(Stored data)
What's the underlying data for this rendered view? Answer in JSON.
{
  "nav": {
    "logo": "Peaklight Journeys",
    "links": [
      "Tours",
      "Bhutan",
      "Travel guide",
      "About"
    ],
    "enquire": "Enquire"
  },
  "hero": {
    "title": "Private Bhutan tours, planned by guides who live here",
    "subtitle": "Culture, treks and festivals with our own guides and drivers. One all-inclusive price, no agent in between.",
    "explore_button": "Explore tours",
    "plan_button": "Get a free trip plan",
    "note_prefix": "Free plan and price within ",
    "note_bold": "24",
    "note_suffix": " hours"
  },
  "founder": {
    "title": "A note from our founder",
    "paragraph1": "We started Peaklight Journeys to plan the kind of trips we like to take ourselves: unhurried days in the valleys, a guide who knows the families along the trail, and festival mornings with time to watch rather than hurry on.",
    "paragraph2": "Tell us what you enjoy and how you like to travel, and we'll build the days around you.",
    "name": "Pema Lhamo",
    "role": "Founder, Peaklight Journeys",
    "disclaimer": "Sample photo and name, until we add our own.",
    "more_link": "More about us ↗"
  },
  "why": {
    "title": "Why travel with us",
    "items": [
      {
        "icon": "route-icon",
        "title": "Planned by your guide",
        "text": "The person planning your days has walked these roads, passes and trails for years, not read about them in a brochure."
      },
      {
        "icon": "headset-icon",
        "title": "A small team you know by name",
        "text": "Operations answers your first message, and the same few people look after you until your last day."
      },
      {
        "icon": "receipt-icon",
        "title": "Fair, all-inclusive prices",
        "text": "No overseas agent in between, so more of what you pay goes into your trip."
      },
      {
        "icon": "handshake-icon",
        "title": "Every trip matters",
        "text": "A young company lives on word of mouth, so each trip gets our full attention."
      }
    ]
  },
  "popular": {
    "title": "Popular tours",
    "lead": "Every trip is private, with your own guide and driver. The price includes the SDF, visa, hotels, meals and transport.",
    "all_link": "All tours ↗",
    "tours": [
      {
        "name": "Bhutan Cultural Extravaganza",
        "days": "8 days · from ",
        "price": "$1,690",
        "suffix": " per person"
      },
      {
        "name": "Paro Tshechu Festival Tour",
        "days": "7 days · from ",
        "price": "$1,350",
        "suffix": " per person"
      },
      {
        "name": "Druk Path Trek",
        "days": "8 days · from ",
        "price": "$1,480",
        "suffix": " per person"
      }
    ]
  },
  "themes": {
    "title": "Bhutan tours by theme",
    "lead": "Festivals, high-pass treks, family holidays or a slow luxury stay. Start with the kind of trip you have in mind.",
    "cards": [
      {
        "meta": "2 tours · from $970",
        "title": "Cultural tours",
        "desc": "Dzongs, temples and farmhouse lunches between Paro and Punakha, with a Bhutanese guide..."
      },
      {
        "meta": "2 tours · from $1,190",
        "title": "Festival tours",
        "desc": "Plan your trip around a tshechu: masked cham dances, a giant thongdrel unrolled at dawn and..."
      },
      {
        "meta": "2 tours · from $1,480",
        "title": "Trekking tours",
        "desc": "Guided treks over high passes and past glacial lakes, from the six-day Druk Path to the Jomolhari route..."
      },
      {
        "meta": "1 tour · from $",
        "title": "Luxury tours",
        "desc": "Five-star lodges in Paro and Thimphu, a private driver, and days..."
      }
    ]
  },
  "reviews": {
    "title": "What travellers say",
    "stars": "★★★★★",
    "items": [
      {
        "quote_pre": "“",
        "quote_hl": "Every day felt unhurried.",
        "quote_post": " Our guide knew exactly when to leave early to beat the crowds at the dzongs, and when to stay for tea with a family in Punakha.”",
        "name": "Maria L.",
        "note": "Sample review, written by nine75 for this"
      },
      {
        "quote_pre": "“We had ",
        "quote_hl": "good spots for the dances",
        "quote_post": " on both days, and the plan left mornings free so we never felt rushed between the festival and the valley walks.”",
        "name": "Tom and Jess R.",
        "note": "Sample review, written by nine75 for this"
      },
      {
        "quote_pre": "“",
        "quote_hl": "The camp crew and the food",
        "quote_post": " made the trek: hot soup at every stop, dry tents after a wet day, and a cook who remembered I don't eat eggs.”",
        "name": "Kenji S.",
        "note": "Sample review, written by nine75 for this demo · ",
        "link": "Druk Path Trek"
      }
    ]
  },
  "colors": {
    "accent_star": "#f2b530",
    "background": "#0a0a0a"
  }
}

**What to produce**
Above are the records; retype them all without a single difference.

**The completed task**
What's the underlying data for this rendered view? Answer in JSON.
{
  "nav": {
    "logo": "Peaklight Journeys",
    "links": [
      "Tours",
      "Bhutan",
      "Travel guide",
      "About"
    ],
    "enquire": "Enquire"
  },
  "hero": {
    "title": "Private Bhutan tours, planned by guides who live here",
    "subtitle": "Culture, treks and festivals with our own guides and drivers. One all-inclusive price, no agent in between.",
    "explore_button": "Explore tours",
    "plan_button": "Get a free trip plan",
    "note_prefix": "Free plan and price within ",
    "note_bold": "24",
    "note_suffix": " hours"
  },
  "founder": {
    "title": "A note from our founder",
    "paragraph1": "We started Peaklight Journeys to plan the kind of trips we like to take ourselves: unhurried days in the valleys, a guide who knows the families along the trail, and festival mornings with time to watch rather than hurry on.",
    "paragraph2": "Tell us what you enjoy and how you like to travel, and we'll build the days around you.",
    "name": "Pema Lhamo",
    "role": "Founder, Peaklight Journeys",
    "disclaimer": "Sample photo and name, until we add our own.",
    "more_link": "More about us ↗"
  },
  "why": {
    "title": "Why travel with us",
    "items": [
      {
        "icon": "route-icon",
        "title": "Planned by your guide",
        "text": "The person planning your days has walked these roads, passes and trails for years, not read about them in a brochure."
      },
      {
        "icon": "headset-icon",
        "title": "A small team you know by name",
        "text": "Operations answers your first message, and the same few people look after you until your last day."
      },
      {
        "icon": "receipt-icon",
        "title": "Fair, all-inclusive prices",
        "text": "No overseas agent in between, so more of what you pay goes into your trip."
      },
      {
        "icon": "handshake-icon",
        "title": "Every trip matters",
        "text": "A young company lives on word of mouth, so each trip gets our full attention."
      }
    ]
  },
  "popular": {
    "title": "Popular tours",
    "lead": "Every trip is private, with your own guide and driver. The price includes the SDF, visa, hotels, meals and transport.",
    "all_link": "All tours ↗",
    "tours": [
      {
        "name": "Bhutan Cultural Extravaganza",
        "days": "8 days · from ",
        "price": "$1,690",
        "suffix": " per person"
      },
      {
        "name": "Paro Tshechu Festival Tour",
        "days": "7 days · from ",
        "price": "$1,350",
        "suffix": " per person"
      },
      {
        "name": "Druk Path Trek",
        "days": "8 days · from ",
        "price": "$1,480",
        "suffix": " per person"
      }
    ]
  },
  "themes": {
    "title": "Bhutan tours by theme",
    "lead": "Festivals, high-pass treks, family holidays or a slow luxury stay. Start with the kind of trip you have in mind.",
    "cards": [
      {
        "meta": "2 tours · from $970",
        "title": "Cultural tours",
        "desc": "Dzongs, temples and farmhouse lunches between Paro and Punakha, with a Bhutanese guide..."
      },
      {
        "meta": "2 tours · from $1,190",
        "title": "Festival tours",
        "desc": "Plan your trip around a tshechu: masked cham dances, a giant thongdrel unrolled at dawn and..."
      },
      {
        "meta": "2 tours · from $1,480",
        "title": "Trekking tours",
        "desc": "Guided treks over high passes and past glacial lakes, from the six-day Druk Path to the Jomolhari route..."
      },
      {
        "meta": "1 tour · from $",
        "title": "Luxury tours",
        "desc": "Five-star lodges in Paro and Thimphu, a private driver, and days..."
      }
    ]
  },
  "reviews": {
    "title": "What travellers say",
    "stars": "★★★★★",
    "items": [
      {
        "quote_pre": "“",
        "quote_hl": "Every day felt unhurried.",
        "quote_post": " Our guide knew exactly when to leave early to beat the crowds at the dzongs, and when to stay for tea with a family in Punakha.”",
        "name": "Maria L.",
        "note": "Sample review, written by nine75 for this"
      },
      {
        "quote_pre": "“We had ",
        "quote_hl": "good spots for the dances",
        "quote_post": " on both days, and the plan left mornings free so we never felt rushed between the festival and the valley walks.”",
        "name": "Tom and Jess R.",
        "note": "Sample review, written by nine75 for this"
      },
      {
        "quote_pre": "“",
        "quote_hl": "The camp crew and the food",
        "quote_post": " made the trek: hot soup at every stop, dry tents after a wet day, and a cook who remembered I don't eat eggs.”",
        "name": "Kenji S.",
        "note": "Sample review, written by nine75 for this demo · ",
        "link": "Druk Path Trek"
      }
    ]
  },
  "colors": {
    "accent_star": "#f2b530",
    "background": "#0a0a0a"
  }
}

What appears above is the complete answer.